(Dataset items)
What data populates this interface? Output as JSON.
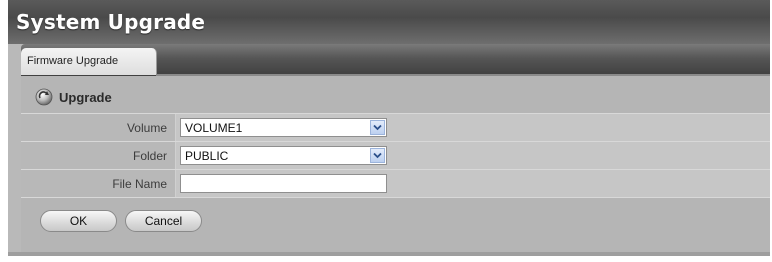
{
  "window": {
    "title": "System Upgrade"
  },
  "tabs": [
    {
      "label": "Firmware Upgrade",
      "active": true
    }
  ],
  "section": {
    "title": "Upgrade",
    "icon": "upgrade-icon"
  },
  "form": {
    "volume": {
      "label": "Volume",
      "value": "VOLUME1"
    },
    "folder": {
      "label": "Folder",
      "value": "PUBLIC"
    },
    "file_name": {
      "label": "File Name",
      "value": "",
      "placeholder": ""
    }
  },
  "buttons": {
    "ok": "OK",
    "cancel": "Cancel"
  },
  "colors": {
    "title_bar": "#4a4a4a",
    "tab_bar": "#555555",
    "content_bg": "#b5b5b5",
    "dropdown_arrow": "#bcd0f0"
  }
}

▶ [Task]
Every line is to be duplicated exactly, though pictures stay out.

▶ [Complete output]
What data populates this interface? Output as JSON.
{
  "window": {
    "title": "System Upgrade"
  },
  "tabs": [
    {
      "label": "Firmware Upgrade",
      "active": true
    }
  ],
  "section": {
    "title": "Upgrade",
    "icon": "upgrade-icon"
  },
  "form": {
    "volume": {
      "label": "Volume",
      "value": "VOLUME1"
    },
    "folder": {
      "label": "Folder",
      "value": "PUBLIC"
    },
    "file_name": {
      "label": "File Name",
      "value": "",
      "placeholder": ""
    }
  },
  "buttons": {
    "ok": "OK",
    "cancel": "Cancel"
  },
  "colors": {
    "title_bar": "#4a4a4a",
    "tab_bar": "#555555",
    "content_bg": "#b5b5b5",
    "dropdown_arrow": "#bcd0f0"
  }
}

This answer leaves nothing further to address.